--- begin RAW RECORDS ---

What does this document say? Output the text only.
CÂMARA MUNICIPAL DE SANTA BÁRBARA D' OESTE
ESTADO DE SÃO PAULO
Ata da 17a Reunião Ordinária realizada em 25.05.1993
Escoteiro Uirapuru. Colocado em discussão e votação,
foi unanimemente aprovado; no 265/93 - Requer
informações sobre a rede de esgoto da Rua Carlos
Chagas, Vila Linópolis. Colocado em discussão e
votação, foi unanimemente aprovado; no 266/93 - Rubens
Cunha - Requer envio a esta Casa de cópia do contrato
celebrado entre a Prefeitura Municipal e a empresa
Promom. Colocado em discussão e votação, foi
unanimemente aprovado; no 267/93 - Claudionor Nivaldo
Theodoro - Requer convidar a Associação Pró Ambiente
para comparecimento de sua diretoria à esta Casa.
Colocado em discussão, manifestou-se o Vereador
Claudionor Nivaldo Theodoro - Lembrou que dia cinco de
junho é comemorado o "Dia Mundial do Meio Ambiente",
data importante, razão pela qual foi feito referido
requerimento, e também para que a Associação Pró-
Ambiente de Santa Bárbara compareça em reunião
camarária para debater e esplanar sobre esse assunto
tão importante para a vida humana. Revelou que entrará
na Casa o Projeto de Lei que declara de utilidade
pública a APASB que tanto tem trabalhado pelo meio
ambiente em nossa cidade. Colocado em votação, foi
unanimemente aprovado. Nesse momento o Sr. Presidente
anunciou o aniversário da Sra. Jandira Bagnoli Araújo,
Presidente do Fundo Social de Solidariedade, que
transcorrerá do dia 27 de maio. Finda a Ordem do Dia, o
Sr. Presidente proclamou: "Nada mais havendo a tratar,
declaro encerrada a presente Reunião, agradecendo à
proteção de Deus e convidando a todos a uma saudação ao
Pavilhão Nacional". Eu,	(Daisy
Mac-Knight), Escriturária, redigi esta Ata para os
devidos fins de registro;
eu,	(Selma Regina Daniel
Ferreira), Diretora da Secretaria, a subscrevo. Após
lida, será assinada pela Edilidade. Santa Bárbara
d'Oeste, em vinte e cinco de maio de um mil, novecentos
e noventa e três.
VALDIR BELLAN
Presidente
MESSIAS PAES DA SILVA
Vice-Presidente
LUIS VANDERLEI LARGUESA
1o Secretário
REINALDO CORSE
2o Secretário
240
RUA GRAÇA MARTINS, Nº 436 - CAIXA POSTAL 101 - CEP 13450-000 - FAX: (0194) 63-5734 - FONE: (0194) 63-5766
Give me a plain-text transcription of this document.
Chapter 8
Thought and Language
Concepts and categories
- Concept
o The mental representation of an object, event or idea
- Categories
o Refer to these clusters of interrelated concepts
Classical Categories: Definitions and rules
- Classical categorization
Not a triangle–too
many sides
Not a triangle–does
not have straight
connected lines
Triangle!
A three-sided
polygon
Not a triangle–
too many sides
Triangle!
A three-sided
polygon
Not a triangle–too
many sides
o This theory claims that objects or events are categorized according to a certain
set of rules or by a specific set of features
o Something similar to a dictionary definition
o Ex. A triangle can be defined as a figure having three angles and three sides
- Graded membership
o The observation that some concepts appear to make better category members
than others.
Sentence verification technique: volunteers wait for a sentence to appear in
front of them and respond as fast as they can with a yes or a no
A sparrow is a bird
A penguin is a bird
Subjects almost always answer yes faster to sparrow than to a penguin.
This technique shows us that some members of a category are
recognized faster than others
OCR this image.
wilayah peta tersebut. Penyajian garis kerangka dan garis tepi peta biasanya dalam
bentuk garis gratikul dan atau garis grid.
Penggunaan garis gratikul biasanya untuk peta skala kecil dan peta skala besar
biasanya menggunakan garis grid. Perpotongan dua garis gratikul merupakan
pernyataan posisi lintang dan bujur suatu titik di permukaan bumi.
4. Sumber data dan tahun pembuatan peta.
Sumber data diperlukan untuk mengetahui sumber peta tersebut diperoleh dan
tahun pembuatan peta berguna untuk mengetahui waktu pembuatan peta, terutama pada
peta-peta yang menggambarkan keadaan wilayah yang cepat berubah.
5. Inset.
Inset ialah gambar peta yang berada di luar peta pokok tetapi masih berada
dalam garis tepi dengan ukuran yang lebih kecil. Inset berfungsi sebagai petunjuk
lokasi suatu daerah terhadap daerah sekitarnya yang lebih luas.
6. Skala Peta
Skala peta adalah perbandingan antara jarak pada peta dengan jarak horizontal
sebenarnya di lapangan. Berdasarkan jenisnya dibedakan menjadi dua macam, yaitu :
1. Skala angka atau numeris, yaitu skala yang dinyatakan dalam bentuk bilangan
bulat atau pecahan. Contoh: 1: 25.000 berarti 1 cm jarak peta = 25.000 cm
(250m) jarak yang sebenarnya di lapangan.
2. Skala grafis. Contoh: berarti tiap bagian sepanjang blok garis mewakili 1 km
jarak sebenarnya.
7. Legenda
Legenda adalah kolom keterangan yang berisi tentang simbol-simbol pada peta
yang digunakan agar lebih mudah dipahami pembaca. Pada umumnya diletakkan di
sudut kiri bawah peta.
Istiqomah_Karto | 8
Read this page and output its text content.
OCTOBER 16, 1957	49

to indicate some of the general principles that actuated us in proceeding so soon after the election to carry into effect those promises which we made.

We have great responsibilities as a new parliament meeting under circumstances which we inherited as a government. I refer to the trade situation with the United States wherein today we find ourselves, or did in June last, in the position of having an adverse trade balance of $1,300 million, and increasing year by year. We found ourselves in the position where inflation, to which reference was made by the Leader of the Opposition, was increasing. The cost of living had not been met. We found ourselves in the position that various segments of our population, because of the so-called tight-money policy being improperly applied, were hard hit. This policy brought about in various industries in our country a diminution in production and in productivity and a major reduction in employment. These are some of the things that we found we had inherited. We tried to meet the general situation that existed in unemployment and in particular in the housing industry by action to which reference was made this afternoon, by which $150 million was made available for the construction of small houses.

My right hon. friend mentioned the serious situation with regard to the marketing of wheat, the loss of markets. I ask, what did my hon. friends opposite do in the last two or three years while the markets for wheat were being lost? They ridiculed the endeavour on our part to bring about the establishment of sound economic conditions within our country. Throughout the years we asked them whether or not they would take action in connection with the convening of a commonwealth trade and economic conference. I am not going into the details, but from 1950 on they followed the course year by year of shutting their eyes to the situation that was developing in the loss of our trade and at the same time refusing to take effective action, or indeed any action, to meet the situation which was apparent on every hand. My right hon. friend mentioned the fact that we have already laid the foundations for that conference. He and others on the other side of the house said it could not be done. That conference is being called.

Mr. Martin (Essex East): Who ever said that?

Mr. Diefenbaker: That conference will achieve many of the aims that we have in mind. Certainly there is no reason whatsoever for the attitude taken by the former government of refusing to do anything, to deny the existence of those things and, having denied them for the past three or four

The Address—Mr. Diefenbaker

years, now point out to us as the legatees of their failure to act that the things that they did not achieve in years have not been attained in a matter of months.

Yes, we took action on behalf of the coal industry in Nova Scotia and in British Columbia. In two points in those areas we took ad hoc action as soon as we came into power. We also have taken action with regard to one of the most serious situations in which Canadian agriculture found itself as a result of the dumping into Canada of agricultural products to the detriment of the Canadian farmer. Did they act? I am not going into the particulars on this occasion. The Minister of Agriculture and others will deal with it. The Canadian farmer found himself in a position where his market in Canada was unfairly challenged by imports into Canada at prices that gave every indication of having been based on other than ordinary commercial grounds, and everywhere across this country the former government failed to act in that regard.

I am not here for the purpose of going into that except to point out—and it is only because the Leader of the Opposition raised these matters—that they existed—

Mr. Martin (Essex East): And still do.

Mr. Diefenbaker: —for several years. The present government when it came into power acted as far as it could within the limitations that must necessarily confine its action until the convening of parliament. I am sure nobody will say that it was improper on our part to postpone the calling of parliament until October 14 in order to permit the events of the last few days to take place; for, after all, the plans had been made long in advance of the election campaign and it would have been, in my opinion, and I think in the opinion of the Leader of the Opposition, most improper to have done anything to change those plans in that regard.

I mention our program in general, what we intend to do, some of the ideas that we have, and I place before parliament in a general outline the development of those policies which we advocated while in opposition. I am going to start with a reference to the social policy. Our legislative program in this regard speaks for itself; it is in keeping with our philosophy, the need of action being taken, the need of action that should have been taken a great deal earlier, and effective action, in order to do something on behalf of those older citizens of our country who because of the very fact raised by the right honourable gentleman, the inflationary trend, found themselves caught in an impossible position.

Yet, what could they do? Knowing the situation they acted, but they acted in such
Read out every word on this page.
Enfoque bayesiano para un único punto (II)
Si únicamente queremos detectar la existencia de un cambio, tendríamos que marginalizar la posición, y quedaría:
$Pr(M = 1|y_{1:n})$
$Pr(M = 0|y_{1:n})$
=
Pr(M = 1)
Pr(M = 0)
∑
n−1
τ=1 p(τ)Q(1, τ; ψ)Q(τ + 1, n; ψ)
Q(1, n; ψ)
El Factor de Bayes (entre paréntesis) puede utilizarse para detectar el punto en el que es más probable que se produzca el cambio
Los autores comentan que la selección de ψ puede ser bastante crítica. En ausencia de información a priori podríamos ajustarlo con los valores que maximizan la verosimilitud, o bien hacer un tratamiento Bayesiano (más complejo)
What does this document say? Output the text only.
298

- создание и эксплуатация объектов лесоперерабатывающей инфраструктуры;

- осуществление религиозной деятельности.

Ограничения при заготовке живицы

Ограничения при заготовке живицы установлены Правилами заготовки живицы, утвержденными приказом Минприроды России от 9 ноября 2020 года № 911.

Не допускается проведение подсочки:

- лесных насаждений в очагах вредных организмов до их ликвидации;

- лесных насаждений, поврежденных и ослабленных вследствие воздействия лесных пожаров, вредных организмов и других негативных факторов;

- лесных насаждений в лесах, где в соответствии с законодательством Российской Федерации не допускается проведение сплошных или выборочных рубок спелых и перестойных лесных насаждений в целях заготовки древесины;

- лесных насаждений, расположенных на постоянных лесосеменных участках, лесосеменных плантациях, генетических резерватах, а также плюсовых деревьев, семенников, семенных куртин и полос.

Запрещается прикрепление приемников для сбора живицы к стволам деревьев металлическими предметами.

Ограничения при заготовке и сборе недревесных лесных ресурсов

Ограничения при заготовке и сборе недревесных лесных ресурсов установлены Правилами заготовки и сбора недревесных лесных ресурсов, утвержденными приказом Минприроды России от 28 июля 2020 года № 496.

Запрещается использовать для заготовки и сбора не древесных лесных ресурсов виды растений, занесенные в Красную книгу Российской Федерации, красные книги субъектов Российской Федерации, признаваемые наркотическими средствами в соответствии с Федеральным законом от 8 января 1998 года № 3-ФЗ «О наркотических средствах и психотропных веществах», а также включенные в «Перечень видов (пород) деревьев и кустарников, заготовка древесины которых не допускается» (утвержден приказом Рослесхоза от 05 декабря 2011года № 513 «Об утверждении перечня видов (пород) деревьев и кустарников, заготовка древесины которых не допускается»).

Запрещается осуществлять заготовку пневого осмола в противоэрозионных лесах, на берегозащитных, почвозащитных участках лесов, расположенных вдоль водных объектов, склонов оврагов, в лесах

--- end RAW RECORDS ---

AIM — Search the data above for the string "existed" and return every line that has it.

TASK OUTPUT —
We have great responsibilities as a new parliament meeting under circumstances which we inherited as a government. I refer to the trade situation with the United States wherein today we find ourselves, or did in June last, in the position of having an adverse trade balance of $1,300 million, and increasing year by year. We found ourselves in the position where inflation, to which reference was made by the Leader of the Opposition, was increasing. The cost of living had not been met. We found ourselves in the position that various segments of our population, because of the so-called tight-money policy being improperly applied, were hard hit. This policy brought about in various industries in our country a diminution in production and in productivity and a major reduction in employment. These are some of the things that we found we had inherited. We tried to meet the general situation that existed in unemployment and in particular in the housing industry by action to which reference was made this afternoon, by which $150 million was made available for the construction of small houses.
I am not here for the purpose of going into that except to point out—and it is only because the Leader of the Opposition raised these matters—that they existed—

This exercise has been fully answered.